» **Supplied material**:
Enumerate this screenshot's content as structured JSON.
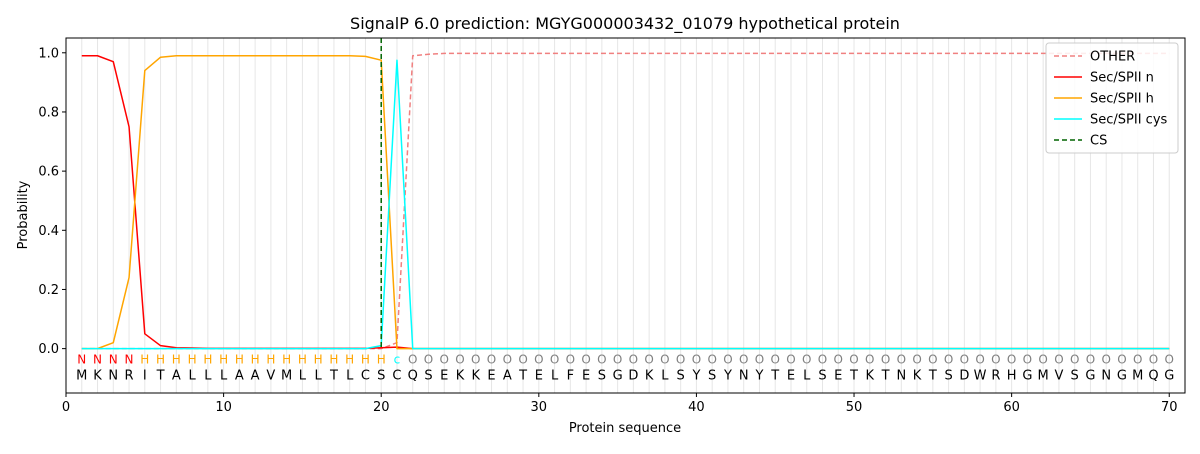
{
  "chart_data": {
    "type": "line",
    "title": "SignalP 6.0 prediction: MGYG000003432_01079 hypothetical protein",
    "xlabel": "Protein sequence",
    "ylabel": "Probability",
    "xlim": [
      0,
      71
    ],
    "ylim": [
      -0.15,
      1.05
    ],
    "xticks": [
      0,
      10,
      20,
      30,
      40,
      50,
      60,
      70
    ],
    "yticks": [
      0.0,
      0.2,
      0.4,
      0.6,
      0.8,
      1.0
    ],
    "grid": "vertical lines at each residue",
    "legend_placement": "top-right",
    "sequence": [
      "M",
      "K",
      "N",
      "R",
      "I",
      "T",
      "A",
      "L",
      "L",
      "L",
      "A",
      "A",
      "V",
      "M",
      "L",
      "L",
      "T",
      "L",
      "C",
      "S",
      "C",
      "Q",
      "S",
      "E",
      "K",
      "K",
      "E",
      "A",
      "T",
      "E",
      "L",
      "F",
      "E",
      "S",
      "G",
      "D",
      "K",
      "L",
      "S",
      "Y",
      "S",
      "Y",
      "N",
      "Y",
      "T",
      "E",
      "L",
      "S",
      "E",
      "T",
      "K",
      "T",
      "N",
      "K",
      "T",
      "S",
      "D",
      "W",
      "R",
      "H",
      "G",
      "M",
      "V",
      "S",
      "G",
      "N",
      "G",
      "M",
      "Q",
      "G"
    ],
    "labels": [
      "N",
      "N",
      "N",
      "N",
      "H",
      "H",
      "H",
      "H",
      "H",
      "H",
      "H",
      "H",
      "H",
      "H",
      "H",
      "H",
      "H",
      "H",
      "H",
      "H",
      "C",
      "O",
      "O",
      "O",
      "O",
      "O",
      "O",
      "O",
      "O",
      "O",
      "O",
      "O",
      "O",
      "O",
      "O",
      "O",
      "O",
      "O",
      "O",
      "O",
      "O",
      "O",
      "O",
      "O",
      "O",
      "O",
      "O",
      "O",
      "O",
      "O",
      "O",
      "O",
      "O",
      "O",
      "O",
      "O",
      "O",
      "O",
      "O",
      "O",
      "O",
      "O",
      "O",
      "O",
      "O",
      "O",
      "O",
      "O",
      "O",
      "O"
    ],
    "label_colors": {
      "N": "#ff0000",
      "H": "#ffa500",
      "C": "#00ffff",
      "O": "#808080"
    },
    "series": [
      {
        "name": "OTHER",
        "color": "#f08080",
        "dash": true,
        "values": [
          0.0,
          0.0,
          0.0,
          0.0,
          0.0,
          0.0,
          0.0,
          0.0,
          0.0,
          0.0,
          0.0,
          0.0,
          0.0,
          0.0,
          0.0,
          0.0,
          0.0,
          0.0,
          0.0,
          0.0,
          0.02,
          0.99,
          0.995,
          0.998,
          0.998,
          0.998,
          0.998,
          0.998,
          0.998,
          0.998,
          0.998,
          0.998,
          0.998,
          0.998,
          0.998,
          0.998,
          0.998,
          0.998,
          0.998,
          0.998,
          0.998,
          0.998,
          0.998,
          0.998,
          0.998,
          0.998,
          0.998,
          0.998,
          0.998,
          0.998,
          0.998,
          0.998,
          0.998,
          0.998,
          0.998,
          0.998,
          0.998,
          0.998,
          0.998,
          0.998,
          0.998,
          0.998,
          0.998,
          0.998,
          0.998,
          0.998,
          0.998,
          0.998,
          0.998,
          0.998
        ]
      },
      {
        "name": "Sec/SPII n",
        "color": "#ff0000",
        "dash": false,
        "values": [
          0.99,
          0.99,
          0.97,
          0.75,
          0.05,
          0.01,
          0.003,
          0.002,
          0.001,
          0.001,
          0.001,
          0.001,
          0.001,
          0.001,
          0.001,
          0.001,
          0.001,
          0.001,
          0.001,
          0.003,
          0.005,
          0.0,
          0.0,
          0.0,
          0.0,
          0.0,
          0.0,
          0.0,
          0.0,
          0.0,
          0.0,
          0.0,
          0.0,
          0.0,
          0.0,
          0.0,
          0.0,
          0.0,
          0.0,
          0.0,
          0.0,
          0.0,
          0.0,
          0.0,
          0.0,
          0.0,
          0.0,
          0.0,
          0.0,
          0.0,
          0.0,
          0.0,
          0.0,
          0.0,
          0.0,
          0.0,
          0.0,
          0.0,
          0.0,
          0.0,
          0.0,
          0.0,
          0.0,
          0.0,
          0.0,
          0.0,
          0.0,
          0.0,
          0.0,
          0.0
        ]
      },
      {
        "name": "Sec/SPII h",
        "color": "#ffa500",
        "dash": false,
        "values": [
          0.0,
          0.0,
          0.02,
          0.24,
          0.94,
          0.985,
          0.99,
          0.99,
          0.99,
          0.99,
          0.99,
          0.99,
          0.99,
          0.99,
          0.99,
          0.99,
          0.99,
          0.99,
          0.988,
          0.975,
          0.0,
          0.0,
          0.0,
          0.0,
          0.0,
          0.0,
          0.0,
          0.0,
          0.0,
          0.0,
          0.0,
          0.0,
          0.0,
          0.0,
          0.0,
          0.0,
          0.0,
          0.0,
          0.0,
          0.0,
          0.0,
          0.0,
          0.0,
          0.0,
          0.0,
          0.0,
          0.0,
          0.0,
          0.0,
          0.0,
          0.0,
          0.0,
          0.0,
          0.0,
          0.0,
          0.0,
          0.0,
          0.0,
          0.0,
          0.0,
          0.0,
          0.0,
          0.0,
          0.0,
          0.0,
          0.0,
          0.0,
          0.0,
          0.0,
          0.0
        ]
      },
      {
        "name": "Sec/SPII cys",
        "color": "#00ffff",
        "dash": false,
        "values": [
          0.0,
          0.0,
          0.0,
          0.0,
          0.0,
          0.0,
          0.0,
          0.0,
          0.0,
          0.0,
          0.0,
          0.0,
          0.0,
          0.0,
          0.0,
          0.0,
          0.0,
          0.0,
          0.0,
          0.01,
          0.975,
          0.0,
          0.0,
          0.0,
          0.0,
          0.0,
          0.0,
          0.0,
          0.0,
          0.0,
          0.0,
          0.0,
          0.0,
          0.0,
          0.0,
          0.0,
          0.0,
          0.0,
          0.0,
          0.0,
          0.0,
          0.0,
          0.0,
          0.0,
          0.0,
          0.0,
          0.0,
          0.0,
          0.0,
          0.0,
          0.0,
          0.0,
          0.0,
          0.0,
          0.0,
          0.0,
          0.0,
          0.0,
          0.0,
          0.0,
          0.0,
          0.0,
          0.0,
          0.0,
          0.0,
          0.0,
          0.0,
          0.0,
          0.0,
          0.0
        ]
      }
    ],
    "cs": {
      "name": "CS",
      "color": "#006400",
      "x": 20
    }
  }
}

» **Work request**: Please reproduce every entry above exactly, but leave out the pictures.

» **Response**:
Enumerate this screenshot's content as structured JSON.
{
  "chart_data": {
    "type": "line",
    "title": "SignalP 6.0 prediction: MGYG000003432_01079 hypothetical protein",
    "xlabel": "Protein sequence",
    "ylabel": "Probability",
    "xlim": [
      0,
      71
    ],
    "ylim": [
      -0.15,
      1.05
    ],
    "xticks": [
      0,
      10,
      20,
      30,
      40,
      50,
      60,
      70
    ],
    "yticks": [
      0.0,
      0.2,
      0.4,
      0.6,
      0.8,
      1.0
    ],
    "grid": "vertical lines at each residue",
    "legend_placement": "top-right",
    "sequence": [
      "M",
      "K",
      "N",
      "R",
      "I",
      "T",
      "A",
      "L",
      "L",
      "L",
      "A",
      "A",
      "V",
      "M",
      "L",
      "L",
      "T",
      "L",
      "C",
      "S",
      "C",
      "Q",
      "S",
      "E",
      "K",
      "K",
      "E",
      "A",
      "T",
      "E",
      "L",
      "F",
      "E",
      "S",
      "G",
      "D",
      "K",
      "L",
      "S",
      "Y",
      "S",
      "Y",
      "N",
      "Y",
      "T",
      "E",
      "L",
      "S",
      "E",
      "T",
      "K",
      "T",
      "N",
      "K",
      "T",
      "S",
      "D",
      "W",
      "R",
      "H",
      "G",
      "M",
      "V",
      "S",
      "G",
      "N",
      "G",
      "M",
      "Q",
      "G"
    ],
    "labels": [
      "N",
      "N",
      "N",
      "N",
      "H",
      "H",
      "H",
      "H",
      "H",
      "H",
      "H",
      "H",
      "H",
      "H",
      "H",
      "H",
      "H",
      "H",
      "H",
      "H",
      "C",
      "O",
      "O",
      "O",
      "O",
      "O",
      "O",
      "O",
      "O",
      "O",
      "O",
      "O",
      "O",
      "O",
      "O",
      "O",
      "O",
      "O",
      "O",
      "O",
      "O",
      "O",
      "O",
      "O",
      "O",
      "O",
      "O",
      "O",
      "O",
      "O",
      "O",
      "O",
      "O",
      "O",
      "O",
      "O",
      "O",
      "O",
      "O",
      "O",
      "O",
      "O",
      "O",
      "O",
      "O",
      "O",
      "O",
      "O",
      "O",
      "O"
    ],
    "label_colors": {
      "N": "#ff0000",
      "H": "#ffa500",
      "C": "#00ffff",
      "O": "#808080"
    },
    "series": [
      {
        "name": "OTHER",
        "color": "#f08080",
        "dash": true,
        "values": [
          0.0,
          0.0,
          0.0,
          0.0,
          0.0,
          0.0,
          0.0,
          0.0,
          0.0,
          0.0,
          0.0,
          0.0,
          0.0,
          0.0,
          0.0,
          0.0,
          0.0,
          0.0,
          0.0,
          0.0,
          0.02,
          0.99,
          0.995,
          0.998,
          0.998,
          0.998,
          0.998,
          0.998,
          0.998,
          0.998,
          0.998,
          0.998,
          0.998,
          0.998,
          0.998,
          0.998,
          0.998,
          0.998,
          0.998,
          0.998,
          0.998,
          0.998,
          0.998,
          0.998,
          0.998,
          0.998,
          0.998,
          0.998,
          0.998,
          0.998,
          0.998,
          0.998,
          0.998,
          0.998,
          0.998,
          0.998,
          0.998,
          0.998,
          0.998,
          0.998,
          0.998,
          0.998,
          0.998,
          0.998,
          0.998,
          0.998,
          0.998,
          0.998,
          0.998,
          0.998
        ]
      },
      {
        "name": "Sec/SPII n",
        "color": "#ff0000",
        "dash": false,
        "values": [
          0.99,
          0.99,
          0.97,
          0.75,
          0.05,
          0.01,
          0.003,
          0.002,
          0.001,
          0.001,
          0.001,
          0.001,
          0.001,
          0.001,
          0.001,
          0.001,
          0.001,
          0.001,
          0.001,
          0.003,
          0.005,
          0.0,
          0.0,
          0.0,
          0.0,
          0.0,
          0.0,
          0.0,
          0.0,
          0.0,
          0.0,
          0.0,
          0.0,
          0.0,
          0.0,
          0.0,
          0.0,
          0.0,
          0.0,
          0.0,
          0.0,
          0.0,
          0.0,
          0.0,
          0.0,
          0.0,
          0.0,
          0.0,
          0.0,
          0.0,
          0.0,
          0.0,
          0.0,
          0.0,
          0.0,
          0.0,
          0.0,
          0.0,
          0.0,
          0.0,
          0.0,
          0.0,
          0.0,
          0.0,
          0.0,
          0.0,
          0.0,
          0.0,
          0.0,
          0.0
        ]
      },
      {
        "name": "Sec/SPII h",
        "color": "#ffa500",
        "dash": false,
        "values": [
          0.0,
          0.0,
          0.02,
          0.24,
          0.94,
          0.985,
          0.99,
          0.99,
          0.99,
          0.99,
          0.99,
          0.99,
          0.99,
          0.99,
          0.99,
          0.99,
          0.99,
          0.99,
          0.988,
          0.975,
          0.0,
          0.0,
          0.0,
          0.0,
          0.0,
          0.0,
          0.0,
          0.0,
          0.0,
          0.0,
          0.0,
          0.0,
          0.0,
          0.0,
          0.0,
          0.0,
          0.0,
          0.0,
          0.0,
          0.0,
          0.0,
          0.0,
          0.0,
          0.0,
          0.0,
          0.0,
          0.0,
          0.0,
          0.0,
          0.0,
          0.0,
          0.0,
          0.0,
          0.0,
          0.0,
          0.0,
          0.0,
          0.0,
          0.0,
          0.0,
          0.0,
          0.0,
          0.0,
          0.0,
          0.0,
          0.0,
          0.0,
          0.0,
          0.0,
          0.0
        ]
      },
      {
        "name": "Sec/SPII cys",
        "color": "#00ffff",
        "dash": false,
        "values": [
          0.0,
          0.0,
          0.0,
          0.0,
          0.0,
          0.0,
          0.0,
          0.0,
          0.0,
          0.0,
          0.0,
          0.0,
          0.0,
          0.0,
          0.0,
          0.0,
          0.0,
          0.0,
          0.0,
          0.01,
          0.975,
          0.0,
          0.0,
          0.0,
          0.0,
          0.0,
          0.0,
          0.0,
          0.0,
          0.0,
          0.0,
          0.0,
          0.0,
          0.0,
          0.0,
          0.0,
          0.0,
          0.0,
          0.0,
          0.0,
          0.0,
          0.0,
          0.0,
          0.0,
          0.0,
          0.0,
          0.0,
          0.0,
          0.0,
          0.0,
          0.0,
          0.0,
          0.0,
          0.0,
          0.0,
          0.0,
          0.0,
          0.0,
          0.0,
          0.0,
          0.0,
          0.0,
          0.0,
          0.0,
          0.0,
          0.0,
          0.0,
          0.0,
          0.0,
          0.0
        ]
      }
    ],
    "cs": {
      "name": "CS",
      "color": "#006400",
      "x": 20
    }
  }
}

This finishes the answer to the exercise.